==== Source data

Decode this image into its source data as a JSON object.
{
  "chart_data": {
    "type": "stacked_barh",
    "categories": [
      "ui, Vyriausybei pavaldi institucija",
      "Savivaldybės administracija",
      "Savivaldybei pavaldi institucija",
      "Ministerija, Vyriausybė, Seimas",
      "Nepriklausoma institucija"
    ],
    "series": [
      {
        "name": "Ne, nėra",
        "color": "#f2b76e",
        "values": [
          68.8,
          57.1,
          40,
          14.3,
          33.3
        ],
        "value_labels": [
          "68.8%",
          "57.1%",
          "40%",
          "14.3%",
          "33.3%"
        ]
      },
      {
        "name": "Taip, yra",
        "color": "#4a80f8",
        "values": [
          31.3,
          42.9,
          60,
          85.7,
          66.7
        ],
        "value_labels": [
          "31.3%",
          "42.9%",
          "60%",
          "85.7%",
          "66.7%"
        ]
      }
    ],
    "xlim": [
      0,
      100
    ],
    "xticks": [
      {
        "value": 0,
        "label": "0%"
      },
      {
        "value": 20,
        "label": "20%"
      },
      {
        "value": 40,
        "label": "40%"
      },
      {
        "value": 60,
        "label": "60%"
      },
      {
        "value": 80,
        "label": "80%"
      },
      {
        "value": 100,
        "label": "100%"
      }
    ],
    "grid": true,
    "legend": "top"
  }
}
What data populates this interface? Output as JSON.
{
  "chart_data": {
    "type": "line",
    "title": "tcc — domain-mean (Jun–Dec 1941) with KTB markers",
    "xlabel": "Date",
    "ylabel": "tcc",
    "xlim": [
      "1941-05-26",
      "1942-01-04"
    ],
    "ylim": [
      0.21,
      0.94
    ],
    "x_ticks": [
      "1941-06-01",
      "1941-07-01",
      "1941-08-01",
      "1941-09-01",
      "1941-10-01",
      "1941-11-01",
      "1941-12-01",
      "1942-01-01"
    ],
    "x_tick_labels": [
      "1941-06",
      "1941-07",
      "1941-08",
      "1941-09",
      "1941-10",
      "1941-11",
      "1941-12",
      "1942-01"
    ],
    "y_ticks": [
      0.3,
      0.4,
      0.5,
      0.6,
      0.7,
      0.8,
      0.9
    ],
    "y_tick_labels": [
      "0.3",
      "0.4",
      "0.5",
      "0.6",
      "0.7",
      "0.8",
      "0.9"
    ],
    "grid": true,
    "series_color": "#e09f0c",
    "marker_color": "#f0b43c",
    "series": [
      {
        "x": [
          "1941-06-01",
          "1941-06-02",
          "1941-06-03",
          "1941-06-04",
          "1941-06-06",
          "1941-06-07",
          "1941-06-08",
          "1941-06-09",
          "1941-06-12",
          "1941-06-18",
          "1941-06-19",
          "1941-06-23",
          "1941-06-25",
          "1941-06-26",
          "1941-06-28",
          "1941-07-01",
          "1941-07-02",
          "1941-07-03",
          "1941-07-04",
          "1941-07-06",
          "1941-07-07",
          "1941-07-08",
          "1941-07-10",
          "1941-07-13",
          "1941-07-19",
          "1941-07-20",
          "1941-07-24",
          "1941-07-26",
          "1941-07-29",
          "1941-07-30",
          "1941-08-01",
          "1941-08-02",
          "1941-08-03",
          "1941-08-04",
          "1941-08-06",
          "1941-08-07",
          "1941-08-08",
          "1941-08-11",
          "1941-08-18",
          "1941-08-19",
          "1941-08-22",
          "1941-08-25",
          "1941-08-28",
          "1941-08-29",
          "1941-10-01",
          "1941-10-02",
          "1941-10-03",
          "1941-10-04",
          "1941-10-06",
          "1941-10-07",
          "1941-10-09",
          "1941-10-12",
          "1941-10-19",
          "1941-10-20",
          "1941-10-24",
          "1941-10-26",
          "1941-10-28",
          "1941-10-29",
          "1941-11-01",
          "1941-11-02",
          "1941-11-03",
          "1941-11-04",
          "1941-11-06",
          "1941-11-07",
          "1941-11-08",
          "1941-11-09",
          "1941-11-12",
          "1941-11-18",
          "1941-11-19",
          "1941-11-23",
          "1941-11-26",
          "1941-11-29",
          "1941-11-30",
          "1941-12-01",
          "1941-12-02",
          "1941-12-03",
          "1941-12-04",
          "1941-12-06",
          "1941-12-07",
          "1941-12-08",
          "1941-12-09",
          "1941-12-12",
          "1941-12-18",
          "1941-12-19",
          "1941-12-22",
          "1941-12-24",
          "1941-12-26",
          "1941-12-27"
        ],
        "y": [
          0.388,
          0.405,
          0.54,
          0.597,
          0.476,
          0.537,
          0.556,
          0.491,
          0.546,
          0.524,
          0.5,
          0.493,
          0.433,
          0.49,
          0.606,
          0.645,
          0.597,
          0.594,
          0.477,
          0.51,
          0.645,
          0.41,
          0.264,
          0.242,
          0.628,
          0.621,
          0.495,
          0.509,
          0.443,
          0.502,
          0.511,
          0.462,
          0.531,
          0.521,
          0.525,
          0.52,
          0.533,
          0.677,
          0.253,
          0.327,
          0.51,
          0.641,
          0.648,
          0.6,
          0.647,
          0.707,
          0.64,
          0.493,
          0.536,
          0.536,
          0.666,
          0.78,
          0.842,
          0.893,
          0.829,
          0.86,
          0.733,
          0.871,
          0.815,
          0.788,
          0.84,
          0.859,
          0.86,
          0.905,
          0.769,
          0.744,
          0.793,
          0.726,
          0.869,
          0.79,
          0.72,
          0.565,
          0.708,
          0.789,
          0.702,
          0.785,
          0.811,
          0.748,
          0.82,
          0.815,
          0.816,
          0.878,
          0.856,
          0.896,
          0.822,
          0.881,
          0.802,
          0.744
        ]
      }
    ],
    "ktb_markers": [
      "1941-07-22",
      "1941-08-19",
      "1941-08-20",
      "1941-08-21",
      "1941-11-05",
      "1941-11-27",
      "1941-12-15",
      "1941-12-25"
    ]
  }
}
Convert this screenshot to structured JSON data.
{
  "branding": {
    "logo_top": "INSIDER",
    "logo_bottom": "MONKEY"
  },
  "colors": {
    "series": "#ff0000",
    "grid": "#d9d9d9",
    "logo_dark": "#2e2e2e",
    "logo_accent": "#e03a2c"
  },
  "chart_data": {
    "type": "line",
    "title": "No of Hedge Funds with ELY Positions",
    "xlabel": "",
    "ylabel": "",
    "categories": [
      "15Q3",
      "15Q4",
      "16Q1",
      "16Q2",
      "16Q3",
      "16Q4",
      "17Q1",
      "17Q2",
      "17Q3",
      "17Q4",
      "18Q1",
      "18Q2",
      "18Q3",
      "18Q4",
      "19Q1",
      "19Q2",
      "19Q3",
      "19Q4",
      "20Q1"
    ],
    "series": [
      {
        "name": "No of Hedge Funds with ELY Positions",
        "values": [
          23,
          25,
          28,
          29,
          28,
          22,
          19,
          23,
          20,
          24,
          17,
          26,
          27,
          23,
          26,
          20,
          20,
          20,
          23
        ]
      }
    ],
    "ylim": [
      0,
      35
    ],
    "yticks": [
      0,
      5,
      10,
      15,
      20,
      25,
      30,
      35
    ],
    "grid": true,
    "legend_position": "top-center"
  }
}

========

## [Problem statement]
Consider the entries above and return each line with the string "pavaldi".

## [Output for this task]
      "ui, Vyriausybei pavaldi institucija",
      "Savivaldybei pavaldi institucija",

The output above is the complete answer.